Goal - Using the listing below, please gather every line containing the word "values".

(Dataset excerpt)
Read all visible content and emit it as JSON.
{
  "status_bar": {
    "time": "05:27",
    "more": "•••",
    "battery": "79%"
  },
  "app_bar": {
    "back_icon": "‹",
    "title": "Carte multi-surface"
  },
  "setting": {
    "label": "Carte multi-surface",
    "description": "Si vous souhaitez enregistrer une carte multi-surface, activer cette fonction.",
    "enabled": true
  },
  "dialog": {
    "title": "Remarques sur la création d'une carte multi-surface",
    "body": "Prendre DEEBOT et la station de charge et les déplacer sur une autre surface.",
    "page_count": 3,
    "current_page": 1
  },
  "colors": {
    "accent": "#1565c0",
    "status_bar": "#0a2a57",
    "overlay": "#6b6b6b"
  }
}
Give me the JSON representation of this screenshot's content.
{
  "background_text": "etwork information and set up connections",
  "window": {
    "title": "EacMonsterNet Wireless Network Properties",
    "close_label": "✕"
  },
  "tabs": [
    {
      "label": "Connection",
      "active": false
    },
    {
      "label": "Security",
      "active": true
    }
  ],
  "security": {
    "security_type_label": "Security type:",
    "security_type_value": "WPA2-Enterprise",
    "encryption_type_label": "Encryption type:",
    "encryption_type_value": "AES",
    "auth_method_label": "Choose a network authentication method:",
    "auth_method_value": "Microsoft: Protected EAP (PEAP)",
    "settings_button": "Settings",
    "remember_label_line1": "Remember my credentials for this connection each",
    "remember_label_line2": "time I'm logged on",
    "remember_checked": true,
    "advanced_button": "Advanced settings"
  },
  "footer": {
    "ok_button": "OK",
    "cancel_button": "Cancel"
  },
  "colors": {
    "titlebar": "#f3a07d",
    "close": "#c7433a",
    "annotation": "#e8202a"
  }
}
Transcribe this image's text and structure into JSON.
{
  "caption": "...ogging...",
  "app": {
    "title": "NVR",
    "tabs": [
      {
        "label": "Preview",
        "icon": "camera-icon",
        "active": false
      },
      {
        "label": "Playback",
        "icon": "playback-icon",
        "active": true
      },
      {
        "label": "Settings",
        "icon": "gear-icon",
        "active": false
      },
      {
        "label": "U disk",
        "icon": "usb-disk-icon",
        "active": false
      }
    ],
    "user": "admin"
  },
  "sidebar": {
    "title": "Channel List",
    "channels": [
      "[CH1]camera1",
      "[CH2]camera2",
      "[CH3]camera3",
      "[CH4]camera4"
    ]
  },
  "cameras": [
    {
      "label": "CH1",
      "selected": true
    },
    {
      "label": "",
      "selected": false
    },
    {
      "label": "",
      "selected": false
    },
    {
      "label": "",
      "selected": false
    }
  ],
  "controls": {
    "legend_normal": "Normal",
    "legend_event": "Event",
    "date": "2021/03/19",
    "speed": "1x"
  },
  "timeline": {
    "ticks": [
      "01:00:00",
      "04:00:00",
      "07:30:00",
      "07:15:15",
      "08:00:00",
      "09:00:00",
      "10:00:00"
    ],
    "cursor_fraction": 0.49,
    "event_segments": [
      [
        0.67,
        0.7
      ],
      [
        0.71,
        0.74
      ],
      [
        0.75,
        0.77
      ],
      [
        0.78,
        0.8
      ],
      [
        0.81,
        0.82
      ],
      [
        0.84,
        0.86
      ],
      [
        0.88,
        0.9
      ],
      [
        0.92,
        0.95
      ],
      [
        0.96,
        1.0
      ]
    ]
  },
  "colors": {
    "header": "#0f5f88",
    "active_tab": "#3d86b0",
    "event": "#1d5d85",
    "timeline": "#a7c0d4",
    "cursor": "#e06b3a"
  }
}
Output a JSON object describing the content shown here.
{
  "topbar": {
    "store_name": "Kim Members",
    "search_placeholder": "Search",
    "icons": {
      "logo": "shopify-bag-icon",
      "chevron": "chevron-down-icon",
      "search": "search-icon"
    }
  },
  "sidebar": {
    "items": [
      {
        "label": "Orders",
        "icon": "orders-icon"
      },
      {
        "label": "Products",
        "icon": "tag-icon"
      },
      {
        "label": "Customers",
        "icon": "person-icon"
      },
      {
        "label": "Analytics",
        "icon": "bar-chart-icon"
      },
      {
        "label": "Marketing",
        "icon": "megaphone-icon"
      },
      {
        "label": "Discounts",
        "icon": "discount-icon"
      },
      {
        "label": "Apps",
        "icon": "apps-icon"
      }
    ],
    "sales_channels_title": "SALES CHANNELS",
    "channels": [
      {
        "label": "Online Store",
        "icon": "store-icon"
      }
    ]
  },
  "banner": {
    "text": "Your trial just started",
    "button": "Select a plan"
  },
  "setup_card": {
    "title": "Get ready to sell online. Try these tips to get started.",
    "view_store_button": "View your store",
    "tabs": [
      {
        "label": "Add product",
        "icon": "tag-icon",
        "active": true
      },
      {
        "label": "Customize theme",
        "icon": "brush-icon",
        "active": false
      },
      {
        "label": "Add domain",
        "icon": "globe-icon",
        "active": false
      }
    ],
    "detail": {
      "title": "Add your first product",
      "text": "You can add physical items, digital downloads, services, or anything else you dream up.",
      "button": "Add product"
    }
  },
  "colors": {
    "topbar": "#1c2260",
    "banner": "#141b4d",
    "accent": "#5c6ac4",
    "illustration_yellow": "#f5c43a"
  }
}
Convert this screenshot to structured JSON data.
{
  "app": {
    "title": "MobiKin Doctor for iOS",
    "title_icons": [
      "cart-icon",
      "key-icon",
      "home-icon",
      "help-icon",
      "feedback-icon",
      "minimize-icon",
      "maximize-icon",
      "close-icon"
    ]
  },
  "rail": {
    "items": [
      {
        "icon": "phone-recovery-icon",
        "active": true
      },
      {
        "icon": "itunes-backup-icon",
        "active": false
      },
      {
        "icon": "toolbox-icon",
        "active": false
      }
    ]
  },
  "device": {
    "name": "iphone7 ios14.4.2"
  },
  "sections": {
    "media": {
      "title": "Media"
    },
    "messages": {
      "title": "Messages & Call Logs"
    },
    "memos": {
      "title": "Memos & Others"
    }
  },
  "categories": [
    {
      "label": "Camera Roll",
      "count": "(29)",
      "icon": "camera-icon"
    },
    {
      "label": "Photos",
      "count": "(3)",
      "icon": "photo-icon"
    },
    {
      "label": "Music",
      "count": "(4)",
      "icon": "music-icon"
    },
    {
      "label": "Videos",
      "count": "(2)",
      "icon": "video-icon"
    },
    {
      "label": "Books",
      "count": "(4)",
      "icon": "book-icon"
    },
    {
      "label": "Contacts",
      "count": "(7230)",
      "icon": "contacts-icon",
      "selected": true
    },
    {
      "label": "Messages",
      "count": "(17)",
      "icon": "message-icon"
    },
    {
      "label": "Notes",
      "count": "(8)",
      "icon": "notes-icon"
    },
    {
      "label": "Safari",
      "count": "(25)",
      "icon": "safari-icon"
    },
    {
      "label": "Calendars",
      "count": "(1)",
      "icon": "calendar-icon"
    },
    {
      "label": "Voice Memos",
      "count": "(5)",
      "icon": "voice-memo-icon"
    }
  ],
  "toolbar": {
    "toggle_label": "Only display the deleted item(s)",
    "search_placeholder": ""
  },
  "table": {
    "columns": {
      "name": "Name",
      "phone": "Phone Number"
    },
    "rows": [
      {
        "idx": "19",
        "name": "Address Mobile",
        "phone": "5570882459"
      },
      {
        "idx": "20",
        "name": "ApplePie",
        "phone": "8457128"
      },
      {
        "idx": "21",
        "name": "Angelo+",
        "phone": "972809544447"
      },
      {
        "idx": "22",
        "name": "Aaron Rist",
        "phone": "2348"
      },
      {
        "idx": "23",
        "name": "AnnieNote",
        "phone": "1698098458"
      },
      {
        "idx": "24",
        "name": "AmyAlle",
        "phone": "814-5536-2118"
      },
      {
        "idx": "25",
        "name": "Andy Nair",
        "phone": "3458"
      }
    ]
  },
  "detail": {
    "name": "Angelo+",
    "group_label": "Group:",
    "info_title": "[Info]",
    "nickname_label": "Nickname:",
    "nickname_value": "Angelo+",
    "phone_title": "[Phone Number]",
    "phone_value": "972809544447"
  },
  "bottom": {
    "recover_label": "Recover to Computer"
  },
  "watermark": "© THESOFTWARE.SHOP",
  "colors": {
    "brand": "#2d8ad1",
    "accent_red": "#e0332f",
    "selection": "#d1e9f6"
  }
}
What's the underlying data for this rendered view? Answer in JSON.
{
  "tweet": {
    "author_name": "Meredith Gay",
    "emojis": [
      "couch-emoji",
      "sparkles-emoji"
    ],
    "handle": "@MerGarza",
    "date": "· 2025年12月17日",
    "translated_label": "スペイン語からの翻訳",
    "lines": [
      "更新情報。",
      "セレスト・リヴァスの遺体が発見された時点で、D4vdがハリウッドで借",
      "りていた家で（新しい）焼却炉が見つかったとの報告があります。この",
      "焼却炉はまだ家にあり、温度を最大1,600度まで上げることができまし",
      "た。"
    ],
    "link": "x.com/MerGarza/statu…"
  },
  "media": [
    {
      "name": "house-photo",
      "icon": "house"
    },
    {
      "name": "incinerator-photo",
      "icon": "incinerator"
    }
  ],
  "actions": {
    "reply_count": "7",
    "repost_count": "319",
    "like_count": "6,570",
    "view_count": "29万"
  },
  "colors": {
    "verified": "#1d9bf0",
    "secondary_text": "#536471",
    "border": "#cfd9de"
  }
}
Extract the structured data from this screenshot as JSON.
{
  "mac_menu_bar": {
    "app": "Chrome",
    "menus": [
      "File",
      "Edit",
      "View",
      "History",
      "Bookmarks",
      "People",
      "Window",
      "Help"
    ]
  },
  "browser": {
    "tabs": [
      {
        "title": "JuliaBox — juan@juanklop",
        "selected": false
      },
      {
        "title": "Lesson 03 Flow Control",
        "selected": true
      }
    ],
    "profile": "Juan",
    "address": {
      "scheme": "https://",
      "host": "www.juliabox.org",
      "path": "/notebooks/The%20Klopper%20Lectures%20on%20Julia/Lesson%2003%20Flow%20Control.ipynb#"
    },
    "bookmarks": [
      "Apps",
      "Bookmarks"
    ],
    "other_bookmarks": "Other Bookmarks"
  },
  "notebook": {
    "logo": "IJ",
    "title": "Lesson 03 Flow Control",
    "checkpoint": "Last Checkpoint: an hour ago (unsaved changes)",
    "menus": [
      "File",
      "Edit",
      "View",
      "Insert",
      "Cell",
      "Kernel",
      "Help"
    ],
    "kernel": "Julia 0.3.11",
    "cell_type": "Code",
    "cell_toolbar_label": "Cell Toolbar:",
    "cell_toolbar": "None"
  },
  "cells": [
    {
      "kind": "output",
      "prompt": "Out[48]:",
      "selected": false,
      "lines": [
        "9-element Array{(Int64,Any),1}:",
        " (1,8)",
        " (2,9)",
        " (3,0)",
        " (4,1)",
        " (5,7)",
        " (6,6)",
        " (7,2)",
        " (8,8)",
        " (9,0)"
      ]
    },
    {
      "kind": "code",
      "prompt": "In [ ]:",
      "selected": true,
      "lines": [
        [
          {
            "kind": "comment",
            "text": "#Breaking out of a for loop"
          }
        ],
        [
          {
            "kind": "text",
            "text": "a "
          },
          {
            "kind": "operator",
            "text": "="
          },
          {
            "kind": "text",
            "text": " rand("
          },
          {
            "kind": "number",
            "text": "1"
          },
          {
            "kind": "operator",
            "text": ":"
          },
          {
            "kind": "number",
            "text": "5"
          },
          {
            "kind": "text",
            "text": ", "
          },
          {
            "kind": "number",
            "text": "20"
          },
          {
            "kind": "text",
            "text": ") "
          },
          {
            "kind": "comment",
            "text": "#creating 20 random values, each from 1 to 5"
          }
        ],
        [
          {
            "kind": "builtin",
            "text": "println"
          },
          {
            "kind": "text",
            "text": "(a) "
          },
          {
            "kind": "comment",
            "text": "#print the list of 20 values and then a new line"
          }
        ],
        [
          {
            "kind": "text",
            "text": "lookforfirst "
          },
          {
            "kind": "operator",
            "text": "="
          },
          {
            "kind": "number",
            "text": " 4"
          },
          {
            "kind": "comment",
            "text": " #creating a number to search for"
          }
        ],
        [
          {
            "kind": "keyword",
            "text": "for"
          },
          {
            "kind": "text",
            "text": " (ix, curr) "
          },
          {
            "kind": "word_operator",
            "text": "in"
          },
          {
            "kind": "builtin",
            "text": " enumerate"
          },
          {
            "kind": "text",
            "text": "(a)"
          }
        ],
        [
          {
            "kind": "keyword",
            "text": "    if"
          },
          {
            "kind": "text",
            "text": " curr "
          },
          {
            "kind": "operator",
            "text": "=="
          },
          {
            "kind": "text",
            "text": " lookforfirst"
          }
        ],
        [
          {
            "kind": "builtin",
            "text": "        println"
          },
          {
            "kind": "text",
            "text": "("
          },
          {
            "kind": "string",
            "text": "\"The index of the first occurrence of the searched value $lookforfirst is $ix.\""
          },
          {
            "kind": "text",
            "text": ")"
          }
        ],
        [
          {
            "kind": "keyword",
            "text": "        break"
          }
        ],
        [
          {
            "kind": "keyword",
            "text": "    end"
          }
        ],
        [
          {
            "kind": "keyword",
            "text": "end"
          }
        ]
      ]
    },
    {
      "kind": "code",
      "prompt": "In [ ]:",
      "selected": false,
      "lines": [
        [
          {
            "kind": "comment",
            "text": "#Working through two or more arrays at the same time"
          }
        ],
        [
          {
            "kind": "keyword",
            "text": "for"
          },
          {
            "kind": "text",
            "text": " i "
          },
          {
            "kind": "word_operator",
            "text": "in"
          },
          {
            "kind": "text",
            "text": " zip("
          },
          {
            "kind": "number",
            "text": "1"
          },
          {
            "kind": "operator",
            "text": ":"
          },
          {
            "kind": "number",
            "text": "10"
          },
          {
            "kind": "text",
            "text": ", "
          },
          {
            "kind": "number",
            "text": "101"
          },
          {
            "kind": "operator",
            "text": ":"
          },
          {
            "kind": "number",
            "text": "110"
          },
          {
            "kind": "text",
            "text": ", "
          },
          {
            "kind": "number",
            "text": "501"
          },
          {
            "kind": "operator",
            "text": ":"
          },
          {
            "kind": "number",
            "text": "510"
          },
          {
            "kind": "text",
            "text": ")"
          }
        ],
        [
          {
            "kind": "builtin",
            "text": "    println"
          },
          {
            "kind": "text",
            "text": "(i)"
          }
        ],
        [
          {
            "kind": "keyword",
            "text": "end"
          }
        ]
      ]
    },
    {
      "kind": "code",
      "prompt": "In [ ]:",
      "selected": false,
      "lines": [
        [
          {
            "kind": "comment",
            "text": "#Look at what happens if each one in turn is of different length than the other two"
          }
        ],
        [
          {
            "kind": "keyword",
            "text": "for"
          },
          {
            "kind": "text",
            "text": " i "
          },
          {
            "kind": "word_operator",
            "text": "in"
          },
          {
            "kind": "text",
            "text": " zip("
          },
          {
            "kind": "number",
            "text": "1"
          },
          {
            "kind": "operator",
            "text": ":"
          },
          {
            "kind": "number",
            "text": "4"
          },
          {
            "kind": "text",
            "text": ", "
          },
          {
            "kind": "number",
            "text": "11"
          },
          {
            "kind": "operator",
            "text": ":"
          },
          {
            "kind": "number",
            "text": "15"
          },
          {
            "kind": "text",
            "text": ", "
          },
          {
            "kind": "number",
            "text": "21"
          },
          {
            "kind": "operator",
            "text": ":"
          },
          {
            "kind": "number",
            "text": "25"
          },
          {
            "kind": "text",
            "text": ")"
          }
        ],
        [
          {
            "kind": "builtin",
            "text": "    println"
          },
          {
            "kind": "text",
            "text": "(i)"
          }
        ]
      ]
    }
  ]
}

Result -
            "text": "#creating 20 random values, each from 1 to 5"
            "text": "#print the list of 20 values and then a new line"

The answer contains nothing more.